Data records

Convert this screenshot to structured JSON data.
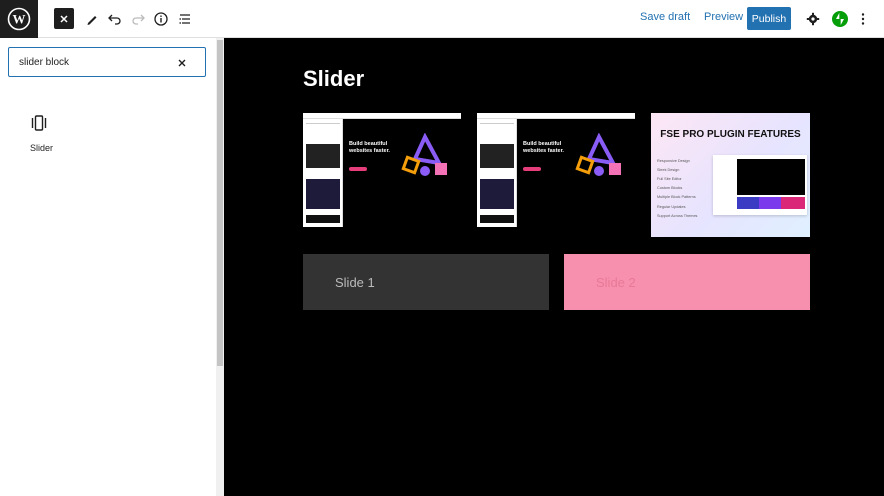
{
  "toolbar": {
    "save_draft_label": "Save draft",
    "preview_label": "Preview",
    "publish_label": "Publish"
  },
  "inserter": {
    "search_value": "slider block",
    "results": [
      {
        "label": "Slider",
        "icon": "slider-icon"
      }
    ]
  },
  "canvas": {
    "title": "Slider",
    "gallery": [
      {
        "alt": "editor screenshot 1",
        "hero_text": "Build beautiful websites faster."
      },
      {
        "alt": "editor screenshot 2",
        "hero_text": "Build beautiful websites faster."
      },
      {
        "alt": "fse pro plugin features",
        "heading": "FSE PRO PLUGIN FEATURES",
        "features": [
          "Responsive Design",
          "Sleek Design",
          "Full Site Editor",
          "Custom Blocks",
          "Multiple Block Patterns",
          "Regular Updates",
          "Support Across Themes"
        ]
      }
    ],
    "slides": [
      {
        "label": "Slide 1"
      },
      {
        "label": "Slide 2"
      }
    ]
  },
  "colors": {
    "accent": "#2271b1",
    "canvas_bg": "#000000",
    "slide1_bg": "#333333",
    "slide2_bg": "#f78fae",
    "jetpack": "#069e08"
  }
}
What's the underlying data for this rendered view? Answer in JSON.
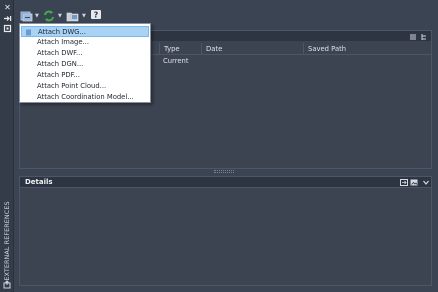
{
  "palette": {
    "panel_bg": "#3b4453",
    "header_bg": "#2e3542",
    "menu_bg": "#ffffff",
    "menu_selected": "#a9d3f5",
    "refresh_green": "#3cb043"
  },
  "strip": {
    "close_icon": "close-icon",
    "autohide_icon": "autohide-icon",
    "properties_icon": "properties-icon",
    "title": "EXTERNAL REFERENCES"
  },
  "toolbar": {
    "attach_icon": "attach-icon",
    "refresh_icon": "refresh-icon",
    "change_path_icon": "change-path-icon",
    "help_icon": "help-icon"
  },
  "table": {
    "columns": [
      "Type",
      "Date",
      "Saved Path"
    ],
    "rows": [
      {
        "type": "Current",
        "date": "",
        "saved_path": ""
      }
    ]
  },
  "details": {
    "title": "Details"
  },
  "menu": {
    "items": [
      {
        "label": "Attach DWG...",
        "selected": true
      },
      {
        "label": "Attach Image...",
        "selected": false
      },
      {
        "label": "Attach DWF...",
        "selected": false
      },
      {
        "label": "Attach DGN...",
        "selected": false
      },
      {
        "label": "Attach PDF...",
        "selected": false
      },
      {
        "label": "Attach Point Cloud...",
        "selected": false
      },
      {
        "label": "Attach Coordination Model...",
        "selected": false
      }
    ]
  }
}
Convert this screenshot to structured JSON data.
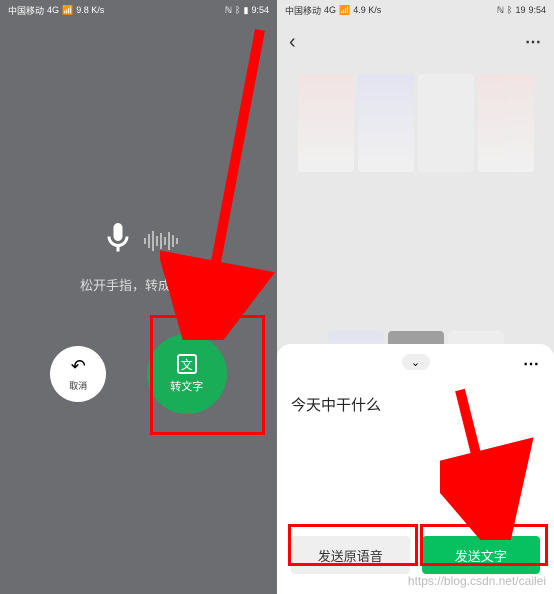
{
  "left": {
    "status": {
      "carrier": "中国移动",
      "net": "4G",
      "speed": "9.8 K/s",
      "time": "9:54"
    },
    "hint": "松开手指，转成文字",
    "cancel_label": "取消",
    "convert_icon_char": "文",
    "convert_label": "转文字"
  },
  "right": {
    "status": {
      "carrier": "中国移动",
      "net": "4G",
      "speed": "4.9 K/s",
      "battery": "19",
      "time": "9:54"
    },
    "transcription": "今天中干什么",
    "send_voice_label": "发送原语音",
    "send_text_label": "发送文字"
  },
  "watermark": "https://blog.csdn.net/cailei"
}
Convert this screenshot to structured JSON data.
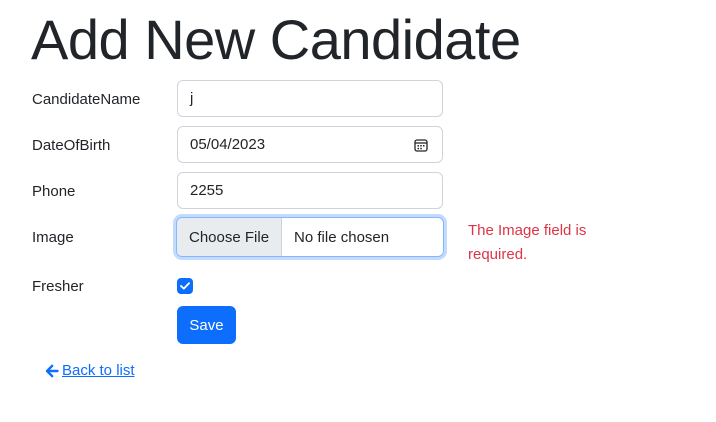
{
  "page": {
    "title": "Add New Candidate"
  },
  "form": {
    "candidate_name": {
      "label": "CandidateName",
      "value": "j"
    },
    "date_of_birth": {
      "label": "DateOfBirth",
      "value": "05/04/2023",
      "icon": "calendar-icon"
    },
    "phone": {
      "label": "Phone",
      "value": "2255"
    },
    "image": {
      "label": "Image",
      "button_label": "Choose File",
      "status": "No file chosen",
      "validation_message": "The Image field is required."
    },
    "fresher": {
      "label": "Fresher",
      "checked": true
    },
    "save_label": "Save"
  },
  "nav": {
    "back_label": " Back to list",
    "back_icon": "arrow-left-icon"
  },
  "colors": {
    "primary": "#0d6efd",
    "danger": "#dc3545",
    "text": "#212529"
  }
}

● EXERCISE REQUIREMENTS: Output an exact copy of the material, with the pictures removed.

● OUTPUT OF THE EXERCISE:
Convert this screenshot to structured JSON data.
{
  "toolbar": {
    "save_draft_label": "Save draft",
    "preview_label": "Preview",
    "publish_label": "Publish"
  },
  "inserter": {
    "search_value": "slider block",
    "results": [
      {
        "label": "Slider",
        "icon": "slider-icon"
      }
    ]
  },
  "canvas": {
    "title": "Slider",
    "gallery": [
      {
        "alt": "editor screenshot 1",
        "hero_text": "Build beautiful websites faster."
      },
      {
        "alt": "editor screenshot 2",
        "hero_text": "Build beautiful websites faster."
      },
      {
        "alt": "fse pro plugin features",
        "heading": "FSE PRO PLUGIN FEATURES",
        "features": [
          "Responsive Design",
          "Sleek Design",
          "Full Site Editor",
          "Custom Blocks",
          "Multiple Block Patterns",
          "Regular Updates",
          "Support Across Themes"
        ]
      }
    ],
    "slides": [
      {
        "label": "Slide 1"
      },
      {
        "label": "Slide 2"
      }
    ]
  },
  "colors": {
    "accent": "#2271b1",
    "canvas_bg": "#000000",
    "slide1_bg": "#333333",
    "slide2_bg": "#f78fae",
    "jetpack": "#069e08"
  }
}
What's the underlying data for this rendered view? Answer in JSON.
{
  "palette": {
    "panel_bg": "#3b4453",
    "header_bg": "#2e3542",
    "menu_bg": "#ffffff",
    "menu_selected": "#a9d3f5",
    "refresh_green": "#3cb043"
  },
  "strip": {
    "close_icon": "close-icon",
    "autohide_icon": "autohide-icon",
    "properties_icon": "properties-icon",
    "title": "EXTERNAL REFERENCES"
  },
  "toolbar": {
    "attach_icon": "attach-icon",
    "refresh_icon": "refresh-icon",
    "change_path_icon": "change-path-icon",
    "help_icon": "help-icon"
  },
  "table": {
    "columns": [
      "Type",
      "Date",
      "Saved Path"
    ],
    "rows": [
      {
        "type": "Current",
        "date": "",
        "saved_path": ""
      }
    ]
  },
  "details": {
    "title": "Details"
  },
  "menu": {
    "items": [
      {
        "label": "Attach DWG...",
        "selected": true
      },
      {
        "label": "Attach Image...",
        "selected": false
      },
      {
        "label": "Attach DWF...",
        "selected": false
      },
      {
        "label": "Attach DGN...",
        "selected": false
      },
      {
        "label": "Attach PDF...",
        "selected": false
      },
      {
        "label": "Attach Point Cloud...",
        "selected": false
      },
      {
        "label": "Attach Coordination Model...",
        "selected": false
      }
    ]
  }
}
Convert this screenshot to structured JSON data.
{
  "left": {
    "status": {
      "carrier": "中国移动",
      "net": "4G",
      "speed": "9.8 K/s",
      "time": "9:54"
    },
    "hint": "松开手指，转成文字",
    "cancel_label": "取消",
    "convert_icon_char": "文",
    "convert_label": "转文字"
  },
  "right": {
    "status": {
      "carrier": "中国移动",
      "net": "4G",
      "speed": "4.9 K/s",
      "battery": "19",
      "time": "9:54"
    },
    "transcription": "今天中干什么",
    "send_voice_label": "发送原语音",
    "send_text_label": "发送文字"
  },
  "watermark": "https://blog.csdn.net/cailei"
}
Convert this screenshot to structured JSON data.
{
  "page": {
    "title": "Add New Candidate"
  },
  "form": {
    "candidate_name": {
      "label": "CandidateName",
      "value": "j"
    },
    "date_of_birth": {
      "label": "DateOfBirth",
      "value": "05/04/2023",
      "icon": "calendar-icon"
    },
    "phone": {
      "label": "Phone",
      "value": "2255"
    },
    "image": {
      "label": "Image",
      "button_label": "Choose File",
      "status": "No file chosen",
      "validation_message": "The Image field is required."
    },
    "fresher": {
      "label": "Fresher",
      "checked": true
    },
    "save_label": "Save"
  },
  "nav": {
    "back_label": " Back to list",
    "back_icon": "arrow-left-icon"
  },
  "colors": {
    "primary": "#0d6efd",
    "danger": "#dc3545",
    "text": "#212529"
  }
}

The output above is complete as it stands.